WHAT YOU NEED TO DO: Go through the records underneath and count the lines that include the string "проведения". Give nothing but the number.

SUPPLIED DATA:
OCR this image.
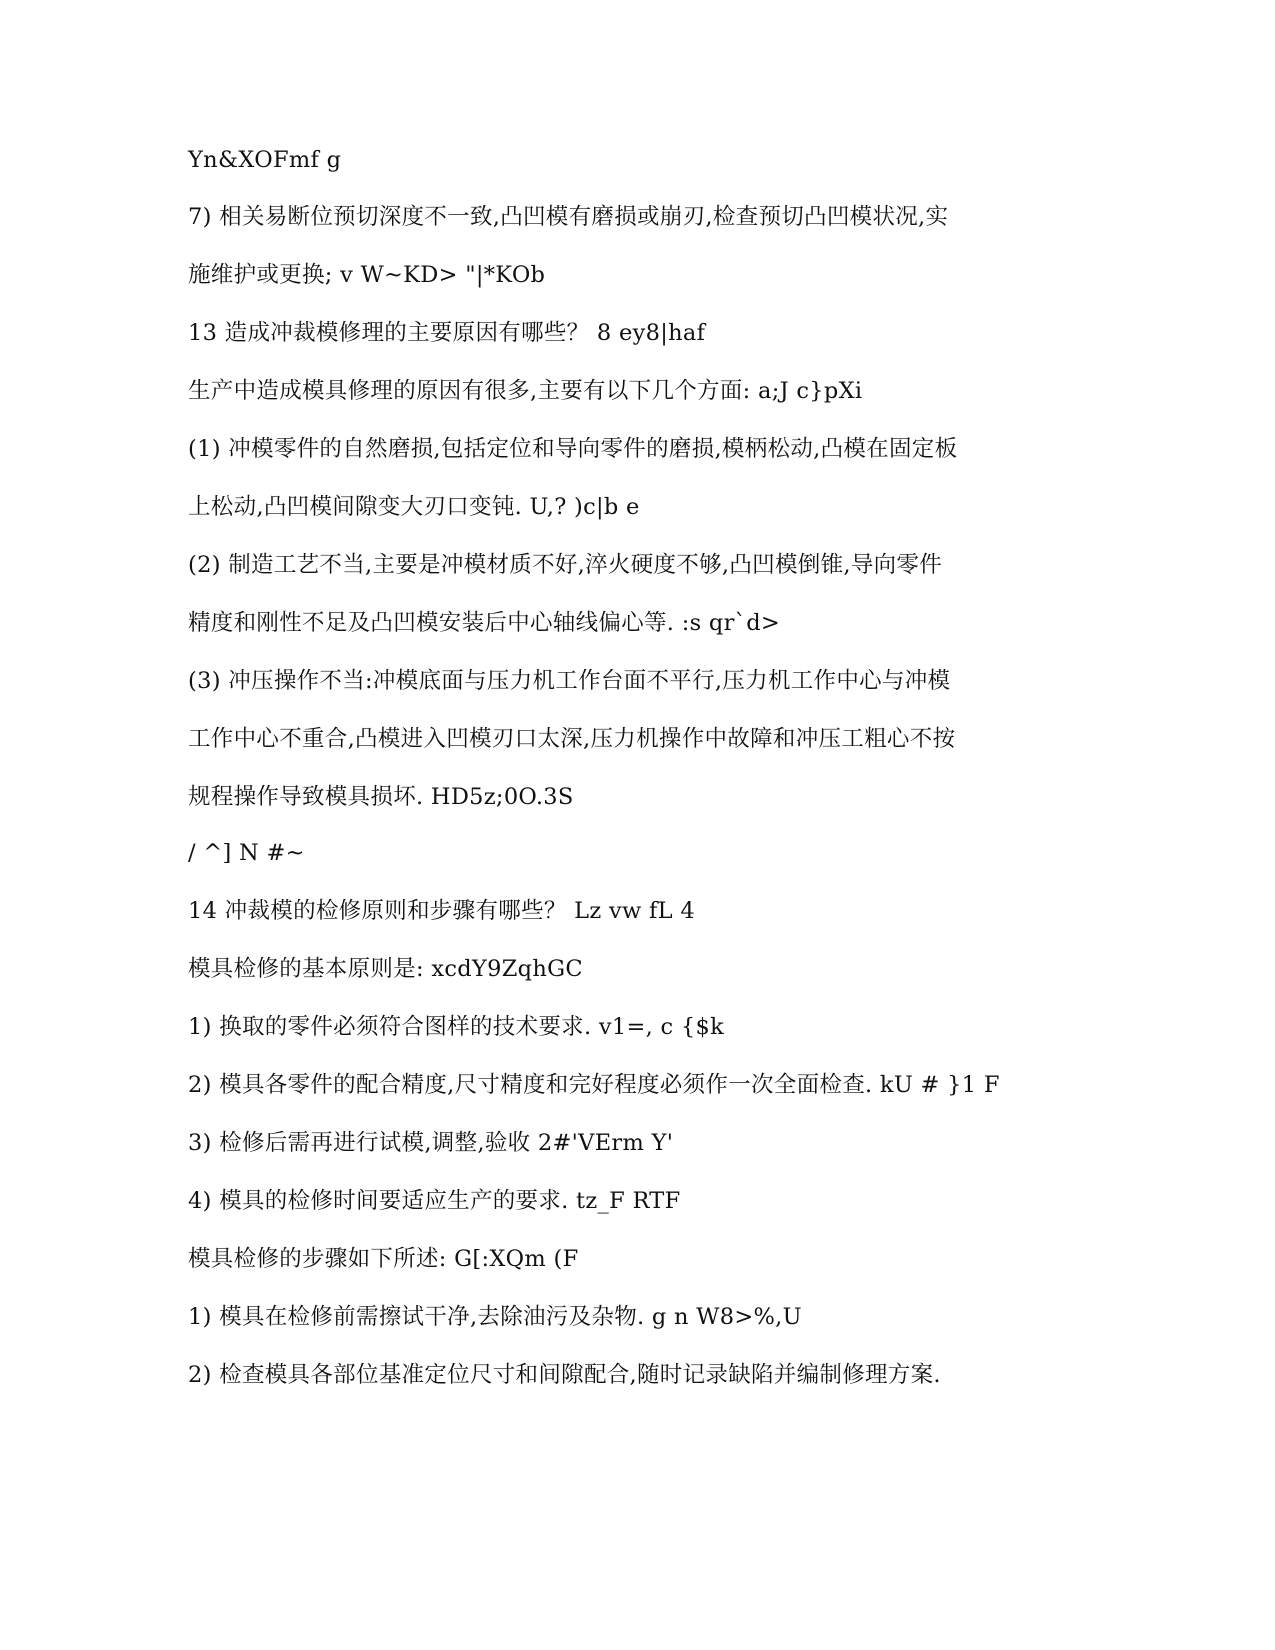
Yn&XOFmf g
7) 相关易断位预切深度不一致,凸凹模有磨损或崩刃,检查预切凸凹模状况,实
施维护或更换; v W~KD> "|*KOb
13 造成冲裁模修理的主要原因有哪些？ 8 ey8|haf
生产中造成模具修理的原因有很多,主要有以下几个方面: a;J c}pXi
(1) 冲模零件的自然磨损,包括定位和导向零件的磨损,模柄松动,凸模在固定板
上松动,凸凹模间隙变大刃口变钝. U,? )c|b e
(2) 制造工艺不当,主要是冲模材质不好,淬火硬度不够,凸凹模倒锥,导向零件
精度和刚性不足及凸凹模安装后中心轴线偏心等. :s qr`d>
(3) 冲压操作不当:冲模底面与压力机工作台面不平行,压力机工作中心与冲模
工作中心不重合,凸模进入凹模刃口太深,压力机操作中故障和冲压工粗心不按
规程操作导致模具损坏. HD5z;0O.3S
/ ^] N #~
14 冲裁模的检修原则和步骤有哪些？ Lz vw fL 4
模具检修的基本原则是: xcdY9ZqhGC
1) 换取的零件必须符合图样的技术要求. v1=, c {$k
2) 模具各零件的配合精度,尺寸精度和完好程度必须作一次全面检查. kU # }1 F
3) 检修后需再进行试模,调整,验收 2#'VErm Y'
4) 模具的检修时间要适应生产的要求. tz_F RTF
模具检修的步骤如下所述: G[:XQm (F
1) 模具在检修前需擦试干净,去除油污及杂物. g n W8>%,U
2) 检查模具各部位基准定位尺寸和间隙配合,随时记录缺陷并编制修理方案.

...

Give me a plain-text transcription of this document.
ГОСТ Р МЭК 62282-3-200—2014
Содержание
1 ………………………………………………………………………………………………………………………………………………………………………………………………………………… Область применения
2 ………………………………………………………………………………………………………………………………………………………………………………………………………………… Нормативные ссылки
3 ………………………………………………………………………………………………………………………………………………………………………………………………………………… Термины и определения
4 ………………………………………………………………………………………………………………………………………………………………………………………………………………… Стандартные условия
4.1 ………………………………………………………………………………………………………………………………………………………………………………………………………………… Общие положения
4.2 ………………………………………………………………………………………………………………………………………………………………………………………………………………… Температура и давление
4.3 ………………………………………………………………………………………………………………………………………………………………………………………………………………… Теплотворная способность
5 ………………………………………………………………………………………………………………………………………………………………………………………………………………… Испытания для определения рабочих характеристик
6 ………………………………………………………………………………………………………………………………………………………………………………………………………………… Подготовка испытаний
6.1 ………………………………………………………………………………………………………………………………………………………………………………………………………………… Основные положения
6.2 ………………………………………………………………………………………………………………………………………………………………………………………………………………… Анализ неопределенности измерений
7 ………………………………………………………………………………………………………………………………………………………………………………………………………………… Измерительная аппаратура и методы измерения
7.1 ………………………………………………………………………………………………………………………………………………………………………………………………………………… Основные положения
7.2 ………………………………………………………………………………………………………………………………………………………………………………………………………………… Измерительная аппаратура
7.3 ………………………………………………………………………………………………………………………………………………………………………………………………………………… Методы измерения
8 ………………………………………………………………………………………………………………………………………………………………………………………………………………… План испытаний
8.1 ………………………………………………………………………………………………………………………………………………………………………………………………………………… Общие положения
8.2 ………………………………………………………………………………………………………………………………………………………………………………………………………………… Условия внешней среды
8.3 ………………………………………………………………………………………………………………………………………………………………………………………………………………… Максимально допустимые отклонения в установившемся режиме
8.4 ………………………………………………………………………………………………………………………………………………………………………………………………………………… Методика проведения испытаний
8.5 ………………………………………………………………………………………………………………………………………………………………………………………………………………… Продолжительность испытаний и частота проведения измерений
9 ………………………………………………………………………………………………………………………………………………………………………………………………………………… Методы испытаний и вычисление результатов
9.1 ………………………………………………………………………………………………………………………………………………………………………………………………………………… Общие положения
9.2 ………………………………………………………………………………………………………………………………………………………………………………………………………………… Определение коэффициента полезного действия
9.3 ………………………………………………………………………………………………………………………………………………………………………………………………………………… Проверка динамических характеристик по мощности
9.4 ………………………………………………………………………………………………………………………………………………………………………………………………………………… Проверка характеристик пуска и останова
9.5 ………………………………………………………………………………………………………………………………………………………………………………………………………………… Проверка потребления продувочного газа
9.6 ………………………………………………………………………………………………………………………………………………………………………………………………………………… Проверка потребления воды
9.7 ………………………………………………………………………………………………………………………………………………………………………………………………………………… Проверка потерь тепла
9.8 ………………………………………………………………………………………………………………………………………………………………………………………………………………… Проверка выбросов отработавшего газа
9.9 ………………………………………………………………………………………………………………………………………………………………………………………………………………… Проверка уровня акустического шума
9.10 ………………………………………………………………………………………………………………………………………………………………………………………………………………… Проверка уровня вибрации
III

WRITTEN ANSWER: 2